Exercise requirements
Extract every line below that includes the string "grid".

Spatial annotation entries:

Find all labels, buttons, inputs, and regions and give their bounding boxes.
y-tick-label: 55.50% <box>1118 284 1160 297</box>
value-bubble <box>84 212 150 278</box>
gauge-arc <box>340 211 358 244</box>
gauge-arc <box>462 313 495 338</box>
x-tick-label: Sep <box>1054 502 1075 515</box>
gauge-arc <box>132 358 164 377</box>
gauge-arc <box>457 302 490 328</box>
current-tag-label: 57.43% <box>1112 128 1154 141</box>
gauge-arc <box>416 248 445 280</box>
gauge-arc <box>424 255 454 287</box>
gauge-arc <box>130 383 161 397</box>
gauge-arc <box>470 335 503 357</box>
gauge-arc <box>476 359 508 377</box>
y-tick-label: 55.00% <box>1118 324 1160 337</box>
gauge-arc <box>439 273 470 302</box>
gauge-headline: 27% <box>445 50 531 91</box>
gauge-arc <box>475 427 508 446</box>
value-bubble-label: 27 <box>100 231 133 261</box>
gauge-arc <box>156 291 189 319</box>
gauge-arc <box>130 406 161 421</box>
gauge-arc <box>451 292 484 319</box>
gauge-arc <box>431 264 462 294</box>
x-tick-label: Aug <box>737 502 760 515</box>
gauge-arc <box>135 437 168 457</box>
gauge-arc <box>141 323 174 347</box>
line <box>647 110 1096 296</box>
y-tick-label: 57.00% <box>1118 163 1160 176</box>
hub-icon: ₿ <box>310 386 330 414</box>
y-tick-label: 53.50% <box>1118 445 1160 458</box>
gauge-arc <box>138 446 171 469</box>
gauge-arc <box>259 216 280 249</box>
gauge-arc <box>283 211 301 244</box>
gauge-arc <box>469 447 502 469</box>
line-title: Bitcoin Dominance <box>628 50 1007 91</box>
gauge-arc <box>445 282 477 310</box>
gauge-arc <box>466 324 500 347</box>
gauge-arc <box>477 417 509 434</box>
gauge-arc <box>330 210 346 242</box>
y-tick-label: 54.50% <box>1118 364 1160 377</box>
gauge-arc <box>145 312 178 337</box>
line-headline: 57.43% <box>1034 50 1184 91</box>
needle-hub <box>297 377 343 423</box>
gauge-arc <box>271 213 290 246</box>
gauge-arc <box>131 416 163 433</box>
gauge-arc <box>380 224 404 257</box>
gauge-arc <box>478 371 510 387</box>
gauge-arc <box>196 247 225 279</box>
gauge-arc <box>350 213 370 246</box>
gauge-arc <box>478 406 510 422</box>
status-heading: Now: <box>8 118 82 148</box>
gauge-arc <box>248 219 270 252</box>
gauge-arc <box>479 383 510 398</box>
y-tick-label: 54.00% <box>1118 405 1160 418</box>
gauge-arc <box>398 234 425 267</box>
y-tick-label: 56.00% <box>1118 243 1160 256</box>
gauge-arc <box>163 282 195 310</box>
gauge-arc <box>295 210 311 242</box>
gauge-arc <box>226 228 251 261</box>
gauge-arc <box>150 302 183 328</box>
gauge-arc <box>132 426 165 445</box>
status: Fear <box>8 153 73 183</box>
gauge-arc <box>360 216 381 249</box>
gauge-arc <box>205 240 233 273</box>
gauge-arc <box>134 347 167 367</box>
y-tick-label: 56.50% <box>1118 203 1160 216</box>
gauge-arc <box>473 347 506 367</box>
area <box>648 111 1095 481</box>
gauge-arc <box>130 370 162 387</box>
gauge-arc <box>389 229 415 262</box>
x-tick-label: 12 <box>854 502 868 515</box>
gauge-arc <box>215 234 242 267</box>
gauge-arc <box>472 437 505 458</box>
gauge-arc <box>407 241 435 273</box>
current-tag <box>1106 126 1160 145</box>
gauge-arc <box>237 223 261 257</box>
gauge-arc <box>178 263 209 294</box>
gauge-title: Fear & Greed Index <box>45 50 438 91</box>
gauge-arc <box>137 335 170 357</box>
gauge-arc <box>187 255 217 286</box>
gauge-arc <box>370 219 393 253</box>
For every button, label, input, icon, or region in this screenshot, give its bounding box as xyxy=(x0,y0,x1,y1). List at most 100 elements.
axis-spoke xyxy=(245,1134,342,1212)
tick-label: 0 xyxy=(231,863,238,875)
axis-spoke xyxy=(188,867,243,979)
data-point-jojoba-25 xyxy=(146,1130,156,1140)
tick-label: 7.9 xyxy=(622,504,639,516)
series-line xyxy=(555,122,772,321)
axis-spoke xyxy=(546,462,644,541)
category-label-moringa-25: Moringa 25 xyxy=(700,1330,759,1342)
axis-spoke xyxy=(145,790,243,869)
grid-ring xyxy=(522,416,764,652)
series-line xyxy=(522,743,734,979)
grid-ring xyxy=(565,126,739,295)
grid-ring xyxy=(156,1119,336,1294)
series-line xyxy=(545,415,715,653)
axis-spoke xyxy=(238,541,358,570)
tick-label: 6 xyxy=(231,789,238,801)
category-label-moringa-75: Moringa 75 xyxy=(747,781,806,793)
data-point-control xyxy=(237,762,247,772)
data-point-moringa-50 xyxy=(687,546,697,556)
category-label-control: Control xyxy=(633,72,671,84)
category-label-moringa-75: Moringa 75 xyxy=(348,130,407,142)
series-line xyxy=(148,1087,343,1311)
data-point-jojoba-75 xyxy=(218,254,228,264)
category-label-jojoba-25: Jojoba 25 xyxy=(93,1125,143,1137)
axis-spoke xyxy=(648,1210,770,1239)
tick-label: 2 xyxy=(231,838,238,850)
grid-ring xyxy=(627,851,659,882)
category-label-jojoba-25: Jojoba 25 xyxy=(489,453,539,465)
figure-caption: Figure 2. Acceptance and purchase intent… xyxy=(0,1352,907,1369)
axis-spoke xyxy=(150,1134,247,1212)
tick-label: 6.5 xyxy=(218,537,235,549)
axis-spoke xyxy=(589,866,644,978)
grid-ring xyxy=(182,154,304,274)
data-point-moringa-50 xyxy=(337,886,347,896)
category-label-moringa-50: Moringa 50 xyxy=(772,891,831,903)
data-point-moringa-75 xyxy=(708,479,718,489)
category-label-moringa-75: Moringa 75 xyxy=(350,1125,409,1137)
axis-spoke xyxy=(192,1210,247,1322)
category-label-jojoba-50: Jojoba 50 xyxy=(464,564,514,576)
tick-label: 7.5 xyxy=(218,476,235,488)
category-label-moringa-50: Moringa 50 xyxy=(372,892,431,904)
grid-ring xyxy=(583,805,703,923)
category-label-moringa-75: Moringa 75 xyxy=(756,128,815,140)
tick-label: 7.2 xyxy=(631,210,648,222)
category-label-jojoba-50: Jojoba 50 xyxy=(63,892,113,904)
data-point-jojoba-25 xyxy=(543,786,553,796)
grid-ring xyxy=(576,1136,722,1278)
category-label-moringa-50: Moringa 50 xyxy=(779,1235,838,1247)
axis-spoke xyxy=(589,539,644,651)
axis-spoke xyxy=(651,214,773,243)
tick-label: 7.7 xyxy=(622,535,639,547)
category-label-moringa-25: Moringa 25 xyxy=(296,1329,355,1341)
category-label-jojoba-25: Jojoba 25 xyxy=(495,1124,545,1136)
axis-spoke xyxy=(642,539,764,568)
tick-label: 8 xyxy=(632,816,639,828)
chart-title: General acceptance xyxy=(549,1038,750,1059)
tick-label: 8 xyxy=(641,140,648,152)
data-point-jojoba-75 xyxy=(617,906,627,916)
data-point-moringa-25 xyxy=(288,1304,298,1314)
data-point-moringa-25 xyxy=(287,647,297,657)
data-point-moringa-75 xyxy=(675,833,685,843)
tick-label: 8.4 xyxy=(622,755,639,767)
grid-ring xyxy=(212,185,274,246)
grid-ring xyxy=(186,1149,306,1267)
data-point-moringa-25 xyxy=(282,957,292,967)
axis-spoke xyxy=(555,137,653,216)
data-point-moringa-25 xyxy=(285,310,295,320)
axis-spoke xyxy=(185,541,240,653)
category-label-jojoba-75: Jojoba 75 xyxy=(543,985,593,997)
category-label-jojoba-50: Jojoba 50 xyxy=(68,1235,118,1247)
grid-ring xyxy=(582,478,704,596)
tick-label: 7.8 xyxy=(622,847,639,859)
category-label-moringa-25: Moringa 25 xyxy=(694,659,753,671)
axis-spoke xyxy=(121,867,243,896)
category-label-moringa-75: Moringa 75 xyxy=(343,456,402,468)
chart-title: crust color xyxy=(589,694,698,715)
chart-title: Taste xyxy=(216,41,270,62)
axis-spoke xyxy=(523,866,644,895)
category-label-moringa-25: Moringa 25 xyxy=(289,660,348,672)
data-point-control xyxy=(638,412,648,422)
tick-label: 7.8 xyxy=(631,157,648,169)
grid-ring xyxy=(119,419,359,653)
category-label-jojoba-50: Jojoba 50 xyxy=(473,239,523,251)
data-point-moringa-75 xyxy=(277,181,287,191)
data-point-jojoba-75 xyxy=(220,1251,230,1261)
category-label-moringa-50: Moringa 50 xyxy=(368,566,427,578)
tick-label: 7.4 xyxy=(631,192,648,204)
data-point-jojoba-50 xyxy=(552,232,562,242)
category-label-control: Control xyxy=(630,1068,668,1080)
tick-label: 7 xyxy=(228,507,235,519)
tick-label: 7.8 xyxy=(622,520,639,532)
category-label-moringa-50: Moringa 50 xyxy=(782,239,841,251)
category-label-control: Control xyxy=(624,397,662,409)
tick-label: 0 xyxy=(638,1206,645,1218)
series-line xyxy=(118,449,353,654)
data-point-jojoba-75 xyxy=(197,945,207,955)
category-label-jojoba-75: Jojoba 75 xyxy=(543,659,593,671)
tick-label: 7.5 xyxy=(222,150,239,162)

Solution to the problem
grid-ring xyxy=(522,416,764,652)
grid-ring xyxy=(565,126,739,295)
grid-ring xyxy=(156,1119,336,1294)
grid-ring xyxy=(627,851,659,882)
grid-ring xyxy=(182,154,304,274)
grid-ring xyxy=(583,805,703,923)
grid-ring xyxy=(576,1136,722,1278)
grid-ring xyxy=(212,185,274,246)
grid-ring xyxy=(186,1149,306,1267)
grid-ring xyxy=(582,478,704,596)
grid-ring xyxy=(119,419,359,653)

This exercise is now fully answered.